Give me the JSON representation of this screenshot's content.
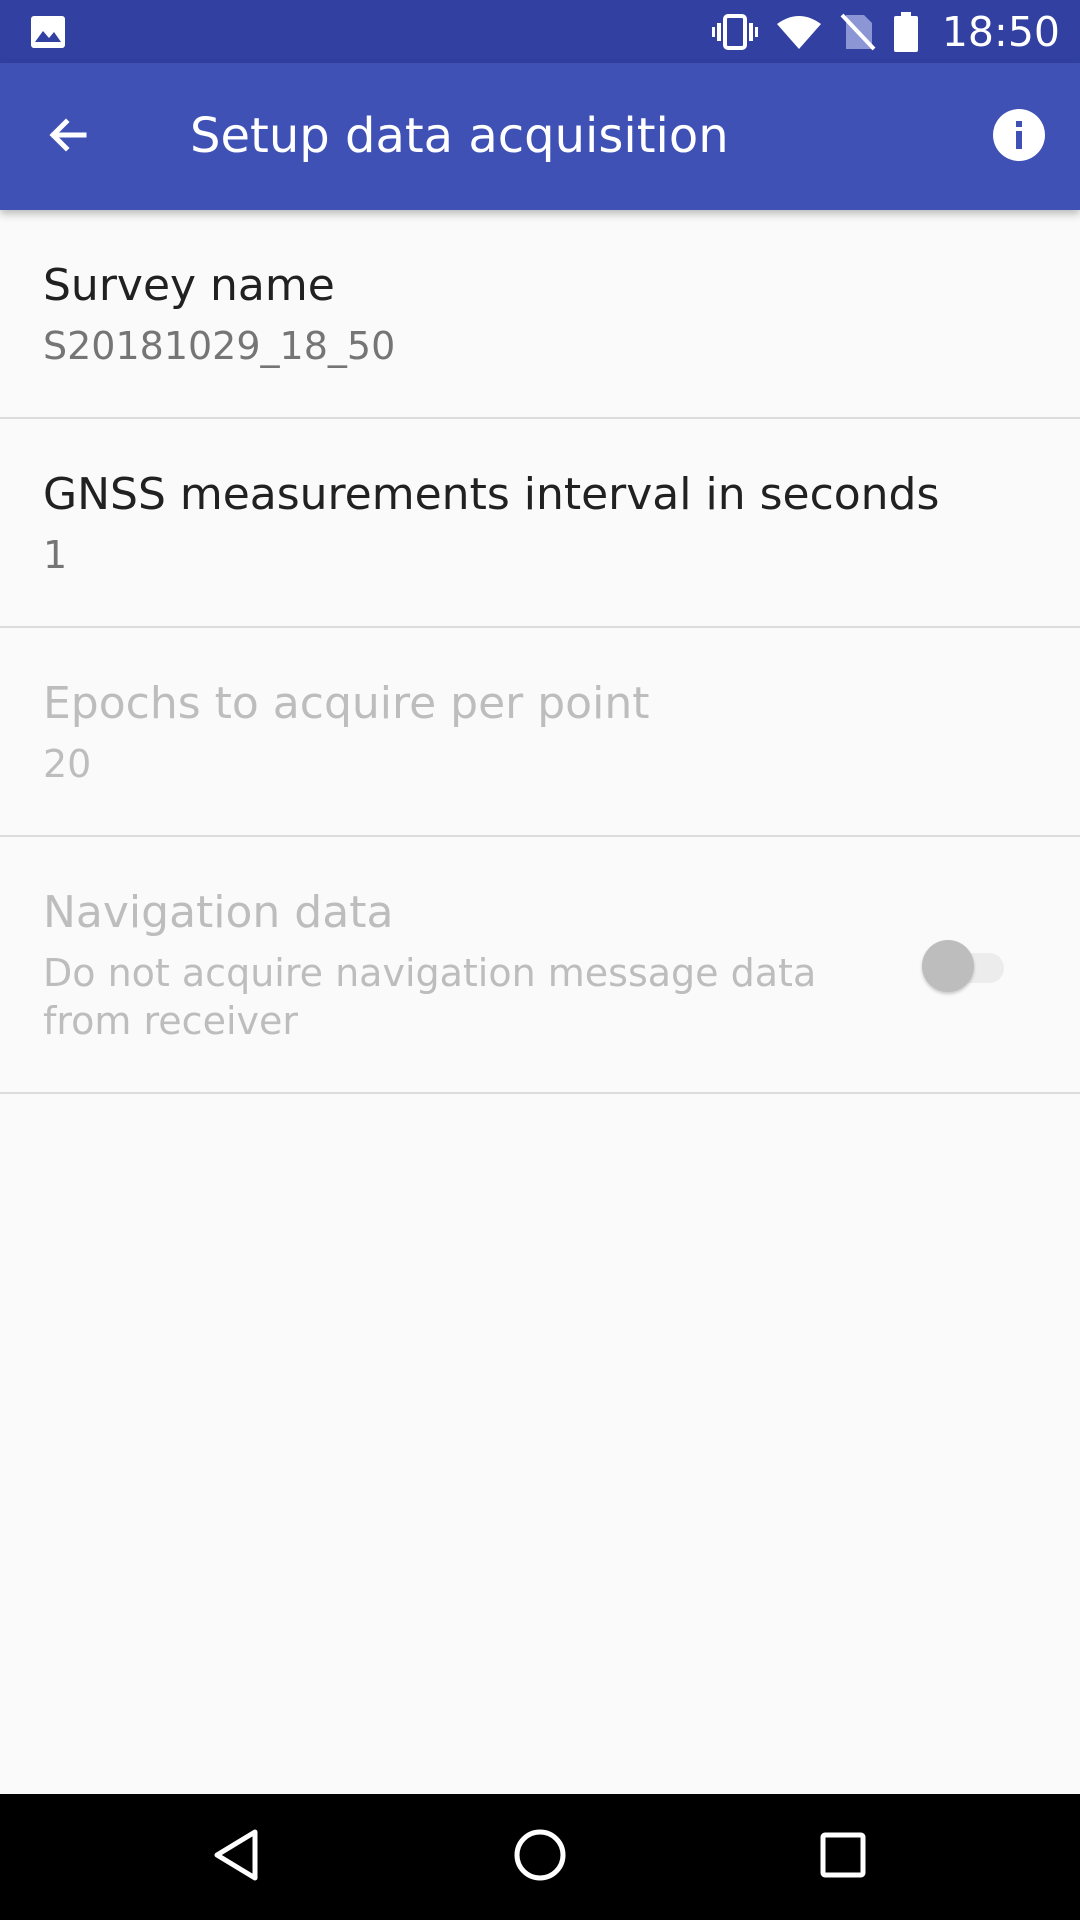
{
  "status_bar": {
    "time": "18:50",
    "icons": [
      "image-icon",
      "vibrate-icon",
      "wifi-icon",
      "no-sim-icon",
      "battery-icon"
    ]
  },
  "app_bar": {
    "title": "Setup data acquisition",
    "back_icon": "arrow-back-icon",
    "info_icon": "info-icon",
    "background": "#3f51b5",
    "status_background": "#3140a1"
  },
  "preferences": [
    {
      "title": "Survey name",
      "summary": "S20181029_18_50",
      "enabled": true
    },
    {
      "title": "GNSS measurements interval in seconds",
      "summary": "1",
      "enabled": true
    },
    {
      "title": "Epochs to acquire per point",
      "summary": "20",
      "enabled": false
    },
    {
      "title": "Navigation data",
      "summary_line1": "Do not acquire navigation message data",
      "summary_line2": "from receiver",
      "enabled": false,
      "switch_on": false
    }
  ],
  "nav_bar": {
    "buttons": [
      "back-triangle-icon",
      "home-circle-icon",
      "recents-square-icon"
    ]
  }
}
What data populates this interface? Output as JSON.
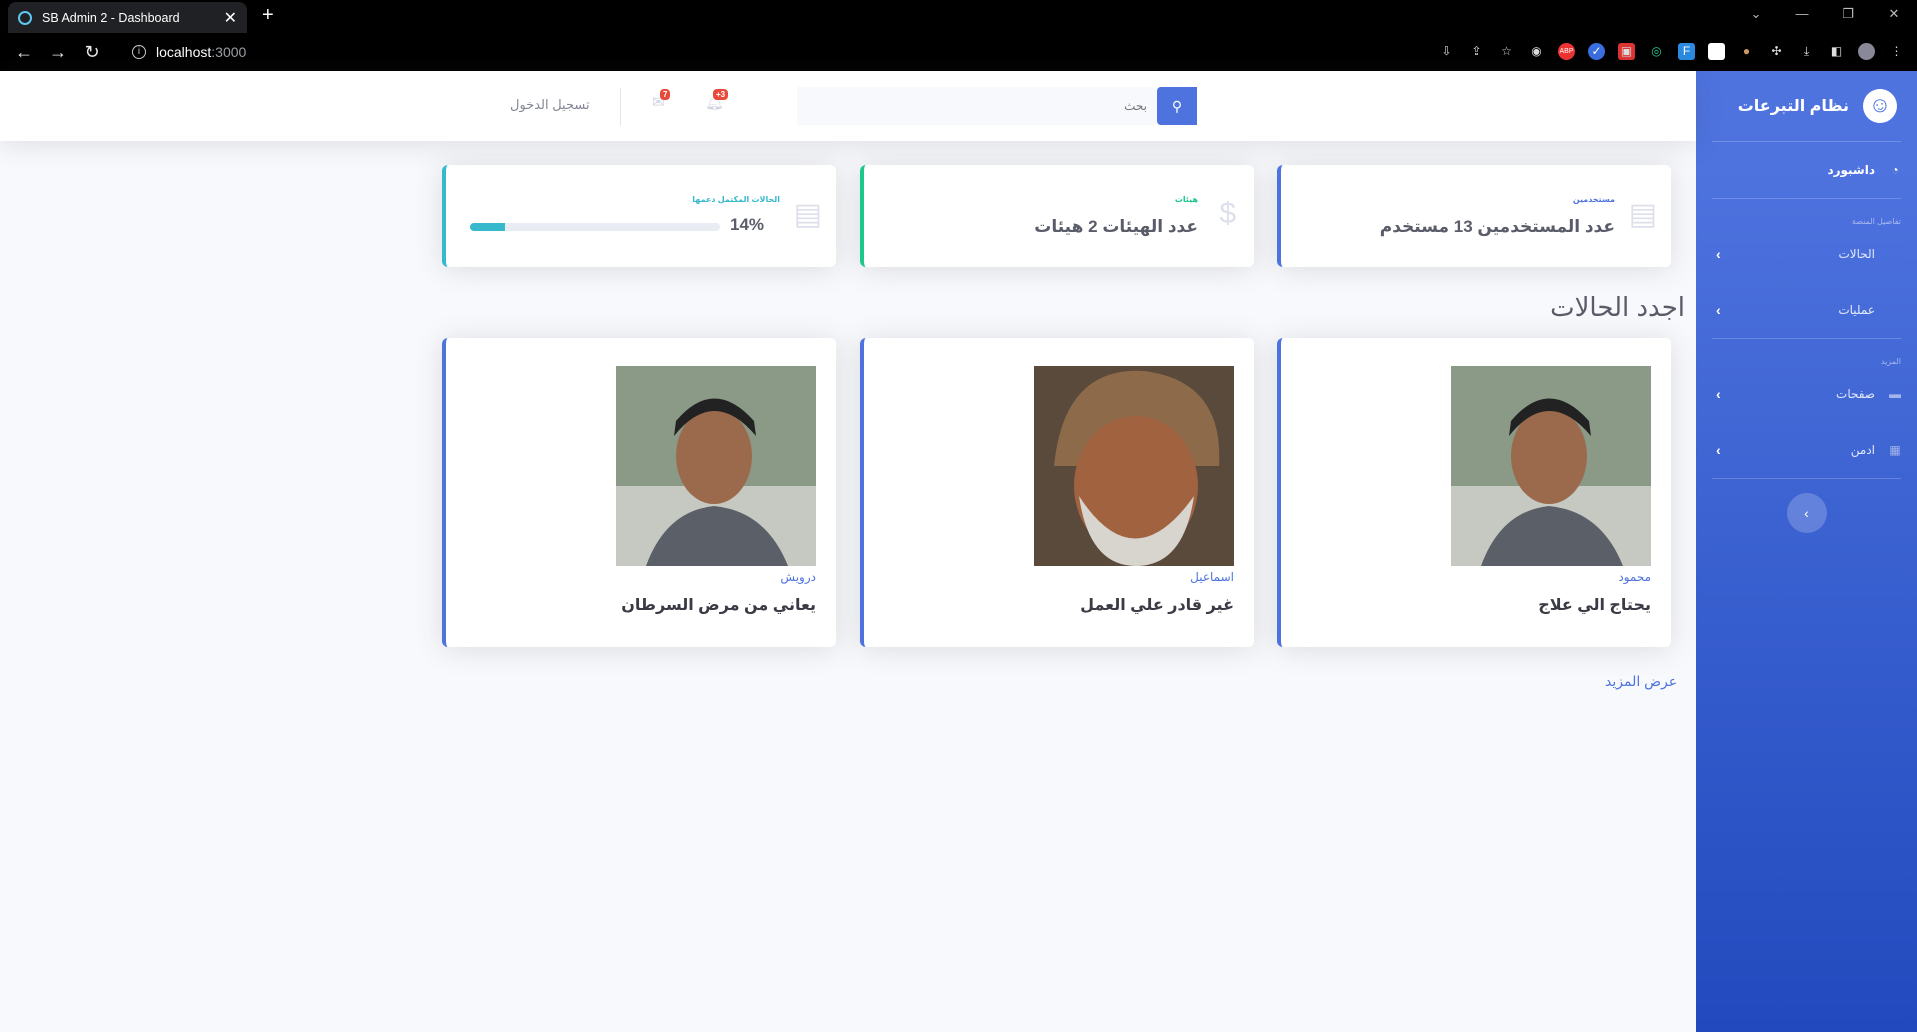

● ● ● ● ●

Copy out all the data without changing anything, and drop the pictures.

Give me the JSON representation of this screenshot's content.
{
  "status_bar": {
    "time": "18:50",
    "icons": [
      "image-icon",
      "vibrate-icon",
      "wifi-icon",
      "no-sim-icon",
      "battery-icon"
    ]
  },
  "app_bar": {
    "title": "Setup data acquisition",
    "back_icon": "arrow-back-icon",
    "info_icon": "info-icon",
    "background": "#3f51b5",
    "status_background": "#3140a1"
  },
  "preferences": [
    {
      "title": "Survey name",
      "summary": "S20181029_18_50",
      "enabled": true
    },
    {
      "title": "GNSS measurements interval in seconds",
      "summary": "1",
      "enabled": true
    },
    {
      "title": "Epochs to acquire per point",
      "summary": "20",
      "enabled": false
    },
    {
      "title": "Navigation data",
      "summary_line1": "Do not acquire navigation message data",
      "summary_line2": "from receiver",
      "enabled": false,
      "switch_on": false
    }
  ],
  "nav_bar": {
    "buttons": [
      "back-triangle-icon",
      "home-circle-icon",
      "recents-square-icon"
    ]
  }
}
What data populates this interface? Output as JSON.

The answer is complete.